| WHAT THE TASK ASKS |
In the records below, lay out every line from the one containing "323, 405, 327]" down to the one containing "207, 444, 327]", both included, as a Markdown table with a column headed Row for the row number and a column headed Line for the line itself. Leave out any blank lines.

===== SUPPLIED ENTRIES =====

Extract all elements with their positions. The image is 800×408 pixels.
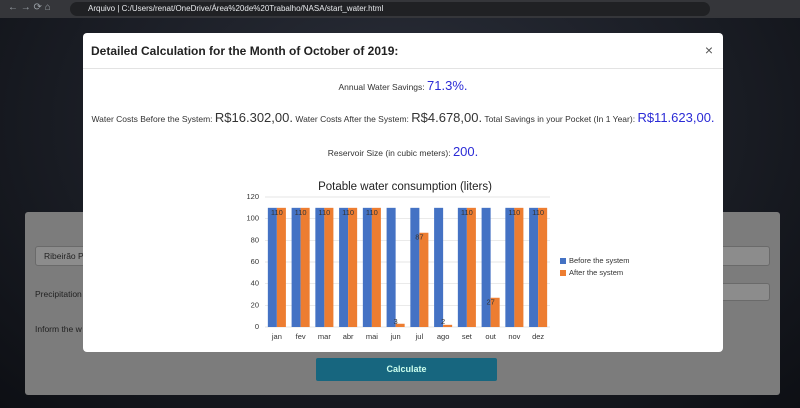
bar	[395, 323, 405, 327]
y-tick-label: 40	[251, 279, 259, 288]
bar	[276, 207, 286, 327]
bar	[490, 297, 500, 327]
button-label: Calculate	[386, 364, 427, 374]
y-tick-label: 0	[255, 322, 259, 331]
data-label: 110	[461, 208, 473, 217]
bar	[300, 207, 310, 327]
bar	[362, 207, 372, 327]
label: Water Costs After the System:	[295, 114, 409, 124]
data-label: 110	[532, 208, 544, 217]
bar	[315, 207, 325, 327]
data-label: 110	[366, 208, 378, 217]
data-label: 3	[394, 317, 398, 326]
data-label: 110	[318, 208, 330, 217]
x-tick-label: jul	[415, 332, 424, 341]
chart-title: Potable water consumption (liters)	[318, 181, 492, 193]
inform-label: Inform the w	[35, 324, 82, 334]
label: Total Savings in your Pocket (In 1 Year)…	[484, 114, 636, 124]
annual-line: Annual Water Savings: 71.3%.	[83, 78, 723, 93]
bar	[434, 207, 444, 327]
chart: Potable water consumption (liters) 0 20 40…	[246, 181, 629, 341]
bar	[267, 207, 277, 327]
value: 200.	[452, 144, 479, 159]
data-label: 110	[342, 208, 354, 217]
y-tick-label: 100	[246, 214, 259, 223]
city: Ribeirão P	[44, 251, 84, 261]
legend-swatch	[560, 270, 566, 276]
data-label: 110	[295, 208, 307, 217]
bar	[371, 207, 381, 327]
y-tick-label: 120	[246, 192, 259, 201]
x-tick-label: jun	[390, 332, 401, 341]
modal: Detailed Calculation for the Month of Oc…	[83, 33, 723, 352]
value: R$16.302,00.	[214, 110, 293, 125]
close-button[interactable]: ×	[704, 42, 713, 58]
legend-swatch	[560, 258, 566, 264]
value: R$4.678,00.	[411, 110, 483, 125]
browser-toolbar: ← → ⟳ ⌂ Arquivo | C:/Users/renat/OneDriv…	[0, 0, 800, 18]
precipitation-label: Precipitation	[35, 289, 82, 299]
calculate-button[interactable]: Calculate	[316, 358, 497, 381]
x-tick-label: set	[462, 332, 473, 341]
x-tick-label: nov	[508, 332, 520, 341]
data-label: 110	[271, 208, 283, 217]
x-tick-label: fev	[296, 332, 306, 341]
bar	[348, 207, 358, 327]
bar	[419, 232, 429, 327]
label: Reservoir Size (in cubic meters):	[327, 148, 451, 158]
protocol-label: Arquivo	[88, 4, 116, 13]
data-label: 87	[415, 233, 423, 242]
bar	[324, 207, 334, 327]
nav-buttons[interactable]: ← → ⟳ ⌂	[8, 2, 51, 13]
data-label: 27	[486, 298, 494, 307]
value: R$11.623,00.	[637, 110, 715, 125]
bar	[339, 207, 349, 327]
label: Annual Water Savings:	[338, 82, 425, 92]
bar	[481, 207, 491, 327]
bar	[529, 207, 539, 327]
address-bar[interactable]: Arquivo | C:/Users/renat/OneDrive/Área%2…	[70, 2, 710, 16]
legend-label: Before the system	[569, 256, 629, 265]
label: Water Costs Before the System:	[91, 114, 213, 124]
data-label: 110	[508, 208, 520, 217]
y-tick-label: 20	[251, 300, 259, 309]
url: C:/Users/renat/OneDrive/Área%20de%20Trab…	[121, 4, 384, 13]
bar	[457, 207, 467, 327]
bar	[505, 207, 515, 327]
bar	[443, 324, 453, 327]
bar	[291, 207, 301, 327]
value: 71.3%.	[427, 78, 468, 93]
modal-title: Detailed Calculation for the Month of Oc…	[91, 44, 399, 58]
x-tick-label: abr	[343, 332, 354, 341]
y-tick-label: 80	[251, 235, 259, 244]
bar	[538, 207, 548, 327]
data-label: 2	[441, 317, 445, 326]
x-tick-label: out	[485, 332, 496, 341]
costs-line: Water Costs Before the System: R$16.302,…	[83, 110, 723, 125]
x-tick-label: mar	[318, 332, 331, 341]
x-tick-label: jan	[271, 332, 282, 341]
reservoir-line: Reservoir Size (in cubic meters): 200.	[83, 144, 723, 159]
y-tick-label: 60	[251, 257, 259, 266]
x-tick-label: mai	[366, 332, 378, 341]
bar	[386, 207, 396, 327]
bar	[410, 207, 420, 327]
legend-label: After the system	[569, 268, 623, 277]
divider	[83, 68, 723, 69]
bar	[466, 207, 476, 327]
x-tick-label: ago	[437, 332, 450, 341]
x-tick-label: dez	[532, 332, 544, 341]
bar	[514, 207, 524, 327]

=====

| SOLUTION |
| Row | Line |
|---|---|
| 1 | bar	[395, 323, 405, 327] |
| 2 | y-tick-label: 40	[251, 279, 259, 288] |
| 3 | bar	[276, 207, 286, 327] |
| 4 | bar	[490, 297, 500, 327] |
| 5 | button-label: Calculate	[386, 364, 427, 374] |
| 6 | y-tick-label: 0	[255, 322, 259, 331] |
| 7 | data-label: 110	[461, 208, 473, 217] |
| 8 | bar	[300, 207, 310, 327] |
| 9 | bar	[362, 207, 372, 327] |
| 10 | label: Water Costs After the System:	[295, 114, 409, 124] |
| 11 | data-label: 110	[532, 208, 544, 217] |
| 12 | bar	[315, 207, 325, 327] |
| 13 | data-label: 110	[366, 208, 378, 217] |
| 14 | data-label: 3	[394, 317, 398, 326] |
| 15 | data-label: 110	[318, 208, 330, 217] |
| 16 | x-tick-label: jul	[415, 332, 424, 341] |
| 17 | chart-title: Potable water consumption (liters)	[318, 181, 492, 193] |
| 18 | inform-label: Inform the w	[35, 324, 82, 334] |
| 19 | label: Total Savings in your Pocket (In 1 Year)…	[484, 114, 636, 124] |
| 20 | annual-line: Annual Water Savings: 71.3%.	[83, 78, 723, 93] |
| 21 | bar	[434, 207, 444, 327] |